## Begin

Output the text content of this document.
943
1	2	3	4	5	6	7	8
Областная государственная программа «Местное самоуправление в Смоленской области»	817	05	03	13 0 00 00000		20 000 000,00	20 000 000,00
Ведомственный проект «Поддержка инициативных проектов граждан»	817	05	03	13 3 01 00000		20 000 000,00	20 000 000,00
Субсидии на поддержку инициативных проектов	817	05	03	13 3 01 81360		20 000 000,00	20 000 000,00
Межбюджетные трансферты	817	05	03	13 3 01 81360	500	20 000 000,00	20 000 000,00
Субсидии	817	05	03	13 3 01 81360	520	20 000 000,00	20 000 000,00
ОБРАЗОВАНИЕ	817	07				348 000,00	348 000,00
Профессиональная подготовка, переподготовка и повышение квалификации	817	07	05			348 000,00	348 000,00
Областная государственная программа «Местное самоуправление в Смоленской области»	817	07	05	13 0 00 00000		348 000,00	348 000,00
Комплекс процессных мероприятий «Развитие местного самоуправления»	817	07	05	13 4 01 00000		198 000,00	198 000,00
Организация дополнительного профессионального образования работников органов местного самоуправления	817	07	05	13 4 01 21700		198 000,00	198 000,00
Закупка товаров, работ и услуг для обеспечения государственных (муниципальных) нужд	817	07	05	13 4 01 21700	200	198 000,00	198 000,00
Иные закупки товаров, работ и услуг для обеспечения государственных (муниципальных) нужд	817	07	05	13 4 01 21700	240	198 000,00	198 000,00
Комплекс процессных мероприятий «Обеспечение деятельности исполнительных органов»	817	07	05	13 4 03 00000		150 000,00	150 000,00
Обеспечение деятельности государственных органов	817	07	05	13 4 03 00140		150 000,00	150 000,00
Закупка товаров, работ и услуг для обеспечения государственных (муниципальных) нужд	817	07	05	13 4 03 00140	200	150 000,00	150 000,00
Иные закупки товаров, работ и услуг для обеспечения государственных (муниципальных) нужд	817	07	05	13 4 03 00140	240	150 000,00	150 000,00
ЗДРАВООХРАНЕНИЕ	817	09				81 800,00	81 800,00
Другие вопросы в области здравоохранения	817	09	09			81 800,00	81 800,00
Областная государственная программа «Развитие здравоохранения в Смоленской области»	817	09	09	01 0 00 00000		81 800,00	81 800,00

## End
## Begin

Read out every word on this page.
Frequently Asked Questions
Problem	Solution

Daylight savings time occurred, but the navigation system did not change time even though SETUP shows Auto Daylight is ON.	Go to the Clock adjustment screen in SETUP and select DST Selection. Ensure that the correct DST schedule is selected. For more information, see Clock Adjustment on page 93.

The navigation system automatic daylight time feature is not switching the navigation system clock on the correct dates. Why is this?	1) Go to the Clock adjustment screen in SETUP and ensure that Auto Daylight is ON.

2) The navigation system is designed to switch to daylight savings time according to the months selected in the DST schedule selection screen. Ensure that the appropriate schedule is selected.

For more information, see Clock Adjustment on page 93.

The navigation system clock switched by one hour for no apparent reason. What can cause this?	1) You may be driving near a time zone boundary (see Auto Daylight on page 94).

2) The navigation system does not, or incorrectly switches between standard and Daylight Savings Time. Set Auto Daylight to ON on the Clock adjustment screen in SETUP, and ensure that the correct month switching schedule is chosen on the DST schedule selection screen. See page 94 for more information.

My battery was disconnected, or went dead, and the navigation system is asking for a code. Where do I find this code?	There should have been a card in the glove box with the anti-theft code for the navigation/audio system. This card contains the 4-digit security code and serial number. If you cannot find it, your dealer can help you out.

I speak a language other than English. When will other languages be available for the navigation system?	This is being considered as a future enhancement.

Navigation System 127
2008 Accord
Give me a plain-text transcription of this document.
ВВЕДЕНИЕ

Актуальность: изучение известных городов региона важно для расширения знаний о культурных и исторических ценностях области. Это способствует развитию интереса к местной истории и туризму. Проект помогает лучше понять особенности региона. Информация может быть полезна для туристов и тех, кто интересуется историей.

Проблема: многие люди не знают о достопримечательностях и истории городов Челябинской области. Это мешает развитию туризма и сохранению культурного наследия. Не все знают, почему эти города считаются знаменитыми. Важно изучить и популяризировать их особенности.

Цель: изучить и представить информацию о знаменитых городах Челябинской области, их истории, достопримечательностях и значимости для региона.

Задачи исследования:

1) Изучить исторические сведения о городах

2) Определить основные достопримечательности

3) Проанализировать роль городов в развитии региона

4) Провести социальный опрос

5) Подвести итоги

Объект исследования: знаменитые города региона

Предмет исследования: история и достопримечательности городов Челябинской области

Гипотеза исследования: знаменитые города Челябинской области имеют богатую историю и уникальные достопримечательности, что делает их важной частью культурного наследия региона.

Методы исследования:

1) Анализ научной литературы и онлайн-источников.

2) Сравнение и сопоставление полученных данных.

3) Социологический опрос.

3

## End

● Task details
Copy each line holding the word "исследования" from the listing above.

● Answer
Задачи исследования:
Объект исследования: знаменитые города региона
Предмет исследования: история и достопримечательности городов Челябинской области
Гипотеза исследования: знаменитые города Челябинской области имеют богатую историю и уникальные достопримечательности, что делает их важной частью культурного наследия региона.
Методы исследования:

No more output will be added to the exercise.